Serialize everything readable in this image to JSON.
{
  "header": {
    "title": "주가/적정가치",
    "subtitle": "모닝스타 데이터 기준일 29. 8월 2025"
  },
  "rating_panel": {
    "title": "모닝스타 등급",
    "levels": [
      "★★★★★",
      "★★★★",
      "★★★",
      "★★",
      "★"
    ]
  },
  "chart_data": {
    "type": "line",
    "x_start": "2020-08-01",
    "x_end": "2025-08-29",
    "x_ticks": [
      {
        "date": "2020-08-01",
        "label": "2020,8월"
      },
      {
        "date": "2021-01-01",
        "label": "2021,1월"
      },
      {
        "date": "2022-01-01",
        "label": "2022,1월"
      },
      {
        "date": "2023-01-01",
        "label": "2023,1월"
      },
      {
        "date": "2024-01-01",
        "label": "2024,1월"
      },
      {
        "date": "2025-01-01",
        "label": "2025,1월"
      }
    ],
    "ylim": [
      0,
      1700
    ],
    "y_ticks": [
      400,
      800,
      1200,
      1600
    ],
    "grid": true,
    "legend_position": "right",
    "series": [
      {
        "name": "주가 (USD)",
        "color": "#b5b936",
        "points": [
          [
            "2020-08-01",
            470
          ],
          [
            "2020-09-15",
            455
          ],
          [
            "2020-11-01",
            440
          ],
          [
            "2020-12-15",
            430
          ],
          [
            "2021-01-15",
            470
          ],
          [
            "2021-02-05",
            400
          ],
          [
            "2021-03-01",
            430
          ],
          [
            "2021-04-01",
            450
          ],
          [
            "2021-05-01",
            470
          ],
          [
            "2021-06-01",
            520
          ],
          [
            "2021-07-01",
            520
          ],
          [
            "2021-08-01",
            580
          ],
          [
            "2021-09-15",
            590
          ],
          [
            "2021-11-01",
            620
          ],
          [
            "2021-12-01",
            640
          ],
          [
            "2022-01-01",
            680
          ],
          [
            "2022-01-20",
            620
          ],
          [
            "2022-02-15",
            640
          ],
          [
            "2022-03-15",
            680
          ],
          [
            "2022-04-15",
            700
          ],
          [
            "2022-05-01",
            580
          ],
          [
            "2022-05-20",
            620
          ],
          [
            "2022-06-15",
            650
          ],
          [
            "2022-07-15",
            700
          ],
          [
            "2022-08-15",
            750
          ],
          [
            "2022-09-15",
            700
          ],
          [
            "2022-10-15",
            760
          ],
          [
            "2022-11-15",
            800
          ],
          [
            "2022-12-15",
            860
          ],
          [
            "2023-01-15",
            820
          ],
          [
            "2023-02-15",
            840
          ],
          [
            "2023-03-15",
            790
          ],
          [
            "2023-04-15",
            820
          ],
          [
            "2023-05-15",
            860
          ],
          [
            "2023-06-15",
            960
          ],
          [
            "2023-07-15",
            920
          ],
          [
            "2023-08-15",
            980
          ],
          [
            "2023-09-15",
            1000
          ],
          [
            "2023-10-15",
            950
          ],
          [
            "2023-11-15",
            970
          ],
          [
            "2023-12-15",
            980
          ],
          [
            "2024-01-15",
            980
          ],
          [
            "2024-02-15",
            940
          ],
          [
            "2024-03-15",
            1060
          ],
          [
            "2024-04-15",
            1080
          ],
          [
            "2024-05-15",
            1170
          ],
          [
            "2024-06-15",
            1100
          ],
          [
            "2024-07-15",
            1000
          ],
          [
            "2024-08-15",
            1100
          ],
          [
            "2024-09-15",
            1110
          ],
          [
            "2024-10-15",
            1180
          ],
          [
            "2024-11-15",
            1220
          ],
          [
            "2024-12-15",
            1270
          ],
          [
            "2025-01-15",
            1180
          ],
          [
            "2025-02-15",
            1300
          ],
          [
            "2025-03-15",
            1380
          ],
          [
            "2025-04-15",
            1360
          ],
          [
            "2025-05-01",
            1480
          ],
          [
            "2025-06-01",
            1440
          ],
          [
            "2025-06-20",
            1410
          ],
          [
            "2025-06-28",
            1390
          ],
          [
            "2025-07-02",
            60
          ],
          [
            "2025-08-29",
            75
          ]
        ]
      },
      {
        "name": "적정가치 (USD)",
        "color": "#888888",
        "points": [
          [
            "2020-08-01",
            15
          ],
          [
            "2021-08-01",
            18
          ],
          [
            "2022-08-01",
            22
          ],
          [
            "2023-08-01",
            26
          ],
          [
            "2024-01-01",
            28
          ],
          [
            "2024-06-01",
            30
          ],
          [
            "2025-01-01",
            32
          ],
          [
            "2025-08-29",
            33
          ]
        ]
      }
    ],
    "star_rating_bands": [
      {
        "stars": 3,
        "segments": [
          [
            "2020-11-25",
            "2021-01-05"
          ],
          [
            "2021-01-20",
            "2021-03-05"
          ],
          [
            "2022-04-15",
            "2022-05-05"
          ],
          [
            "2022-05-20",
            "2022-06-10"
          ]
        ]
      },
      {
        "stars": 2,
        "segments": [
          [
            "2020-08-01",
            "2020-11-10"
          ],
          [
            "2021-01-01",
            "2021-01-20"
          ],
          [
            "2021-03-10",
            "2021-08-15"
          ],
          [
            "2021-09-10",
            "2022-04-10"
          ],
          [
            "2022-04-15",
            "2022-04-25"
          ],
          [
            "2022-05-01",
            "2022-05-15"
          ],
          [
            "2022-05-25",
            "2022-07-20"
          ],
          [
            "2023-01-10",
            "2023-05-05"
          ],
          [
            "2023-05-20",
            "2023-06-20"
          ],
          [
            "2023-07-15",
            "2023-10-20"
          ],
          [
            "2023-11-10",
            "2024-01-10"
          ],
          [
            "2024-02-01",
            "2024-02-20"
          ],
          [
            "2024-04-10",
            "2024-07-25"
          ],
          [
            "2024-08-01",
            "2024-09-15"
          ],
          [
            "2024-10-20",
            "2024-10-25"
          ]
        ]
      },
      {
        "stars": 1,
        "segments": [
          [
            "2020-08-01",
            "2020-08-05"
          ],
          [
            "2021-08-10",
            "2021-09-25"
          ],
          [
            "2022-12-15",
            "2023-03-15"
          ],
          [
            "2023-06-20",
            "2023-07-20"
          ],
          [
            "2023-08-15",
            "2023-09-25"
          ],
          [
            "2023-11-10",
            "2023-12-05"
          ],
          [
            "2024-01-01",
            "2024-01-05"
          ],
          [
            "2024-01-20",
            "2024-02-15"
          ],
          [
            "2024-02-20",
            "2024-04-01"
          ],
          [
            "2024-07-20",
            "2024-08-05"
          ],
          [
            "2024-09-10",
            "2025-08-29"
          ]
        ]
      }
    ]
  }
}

===

# WORK INSTRUCTIONS
Extract the listing in its entirety, matching it exactly.

# WRITTEN SOLUTION
Serialize everything readable in this image to JSON.
{
  "header": {
    "title": "주가/적정가치",
    "subtitle": "모닝스타 데이터 기준일 29. 8월 2025"
  },
  "rating_panel": {
    "title": "모닝스타 등급",
    "levels": [
      "★★★★★",
      "★★★★",
      "★★★",
      "★★",
      "★"
    ]
  },
  "chart_data": {
    "type": "line",
    "x_start": "2020-08-01",
    "x_end": "2025-08-29",
    "x_ticks": [
      {
        "date": "2020-08-01",
        "label": "2020,8월"
      },
      {
        "date": "2021-01-01",
        "label": "2021,1월"
      },
      {
        "date": "2022-01-01",
        "label": "2022,1월"
      },
      {
        "date": "2023-01-01",
        "label": "2023,1월"
      },
      {
        "date": "2024-01-01",
        "label": "2024,1월"
      },
      {
        "date": "2025-01-01",
        "label": "2025,1월"
      }
    ],
    "ylim": [
      0,
      1700
    ],
    "y_ticks": [
      400,
      800,
      1200,
      1600
    ],
    "grid": true,
    "legend_position": "right",
    "series": [
      {
        "name": "주가 (USD)",
        "color": "#b5b936",
        "points": [
          [
            "2020-08-01",
            470
          ],
          [
            "2020-09-15",
            455
          ],
          [
            "2020-11-01",
            440
          ],
          [
            "2020-12-15",
            430
          ],
          [
            "2021-01-15",
            470
          ],
          [
            "2021-02-05",
            400
          ],
          [
            "2021-03-01",
            430
          ],
          [
            "2021-04-01",
            450
          ],
          [
            "2021-05-01",
            470
          ],
          [
            "2021-06-01",
            520
          ],
          [
            "2021-07-01",
            520
          ],
          [
            "2021-08-01",
            580
          ],
          [
            "2021-09-15",
            590
          ],
          [
            "2021-11-01",
            620
          ],
          [
            "2021-12-01",
            640
          ],
          [
            "2022-01-01",
            680
          ],
          [
            "2022-01-20",
            620
          ],
          [
            "2022-02-15",
            640
          ],
          [
            "2022-03-15",
            680
          ],
          [
            "2022-04-15",
            700
          ],
          [
            "2022-05-01",
            580
          ],
          [
            "2022-05-20",
            620
          ],
          [
            "2022-06-15",
            650
          ],
          [
            "2022-07-15",
            700
          ],
          [
            "2022-08-15",
            750
          ],
          [
            "2022-09-15",
            700
          ],
          [
            "2022-10-15",
            760
          ],
          [
            "2022-11-15",
            800
          ],
          [
            "2022-12-15",
            860
          ],
          [
            "2023-01-15",
            820
          ],
          [
            "2023-02-15",
            840
          ],
          [
            "2023-03-15",
            790
          ],
          [
            "2023-04-15",
            820
          ],
          [
            "2023-05-15",
            860
          ],
          [
            "2023-06-15",
            960
          ],
          [
            "2023-07-15",
            920
          ],
          [
            "2023-08-15",
            980
          ],
          [
            "2023-09-15",
            1000
          ],
          [
            "2023-10-15",
            950
          ],
          [
            "2023-11-15",
            970
          ],
          [
            "2023-12-15",
            980
          ],
          [
            "2024-01-15",
            980
          ],
          [
            "2024-02-15",
            940
          ],
          [
            "2024-03-15",
            1060
          ],
          [
            "2024-04-15",
            1080
          ],
          [
            "2024-05-15",
            1170
          ],
          [
            "2024-06-15",
            1100
          ],
          [
            "2024-07-15",
            1000
          ],
          [
            "2024-08-15",
            1100
          ],
          [
            "2024-09-15",
            1110
          ],
          [
            "2024-10-15",
            1180
          ],
          [
            "2024-11-15",
            1220
          ],
          [
            "2024-12-15",
            1270
          ],
          [
            "2025-01-15",
            1180
          ],
          [
            "2025-02-15",
            1300
          ],
          [
            "2025-03-15",
            1380
          ],
          [
            "2025-04-15",
            1360
          ],
          [
            "2025-05-01",
            1480
          ],
          [
            "2025-06-01",
            1440
          ],
          [
            "2025-06-20",
            1410
          ],
          [
            "2025-06-28",
            1390
          ],
          [
            "2025-07-02",
            60
          ],
          [
            "2025-08-29",
            75
          ]
        ]
      },
      {
        "name": "적정가치 (USD)",
        "color": "#888888",
        "points": [
          [
            "2020-08-01",
            15
          ],
          [
            "2021-08-01",
            18
          ],
          [
            "2022-08-01",
            22
          ],
          [
            "2023-08-01",
            26
          ],
          [
            "2024-01-01",
            28
          ],
          [
            "2024-06-01",
            30
          ],
          [
            "2025-01-01",
            32
          ],
          [
            "2025-08-29",
            33
          ]
        ]
      }
    ],
    "star_rating_bands": [
      {
        "stars": 3,
        "segments": [
          [
            "2020-11-25",
            "2021-01-05"
          ],
          [
            "2021-01-20",
            "2021-03-05"
          ],
          [
            "2022-04-15",
            "2022-05-05"
          ],
          [
            "2022-05-20",
            "2022-06-10"
          ]
        ]
      },
      {
        "stars": 2,
        "segments": [
          [
            "2020-08-01",
            "2020-11-10"
          ],
          [
            "2021-01-01",
            "2021-01-20"
          ],
          [
            "2021-03-10",
            "2021-08-15"
          ],
          [
            "2021-09-10",
            "2022-04-10"
          ],
          [
            "2022-04-15",
            "2022-04-25"
          ],
          [
            "2022-05-01",
            "2022-05-15"
          ],
          [
            "2022-05-25",
            "2022-07-20"
          ],
          [
            "2023-01-10",
            "2023-05-05"
          ],
          [
            "2023-05-20",
            "2023-06-20"
          ],
          [
            "2023-07-15",
            "2023-10-20"
          ],
          [
            "2023-11-10",
            "2024-01-10"
          ],
          [
            "2024-02-01",
            "2024-02-20"
          ],
          [
            "2024-04-10",
            "2024-07-25"
          ],
          [
            "2024-08-01",
            "2024-09-15"
          ],
          [
            "2024-10-20",
            "2024-10-25"
          ]
        ]
      },
      {
        "stars": 1,
        "segments": [
          [
            "2020-08-01",
            "2020-08-05"
          ],
          [
            "2021-08-10",
            "2021-09-25"
          ],
          [
            "2022-12-15",
            "2023-03-15"
          ],
          [
            "2023-06-20",
            "2023-07-20"
          ],
          [
            "2023-08-15",
            "2023-09-25"
          ],
          [
            "2023-11-10",
            "2023-12-05"
          ],
          [
            "2024-01-01",
            "2024-01-05"
          ],
          [
            "2024-01-20",
            "2024-02-15"
          ],
          [
            "2024-02-20",
            "2024-04-01"
          ],
          [
            "2024-07-20",
            "2024-08-05"
          ],
          [
            "2024-09-10",
            "2025-08-29"
          ]
        ]
      }
    ]
  }
}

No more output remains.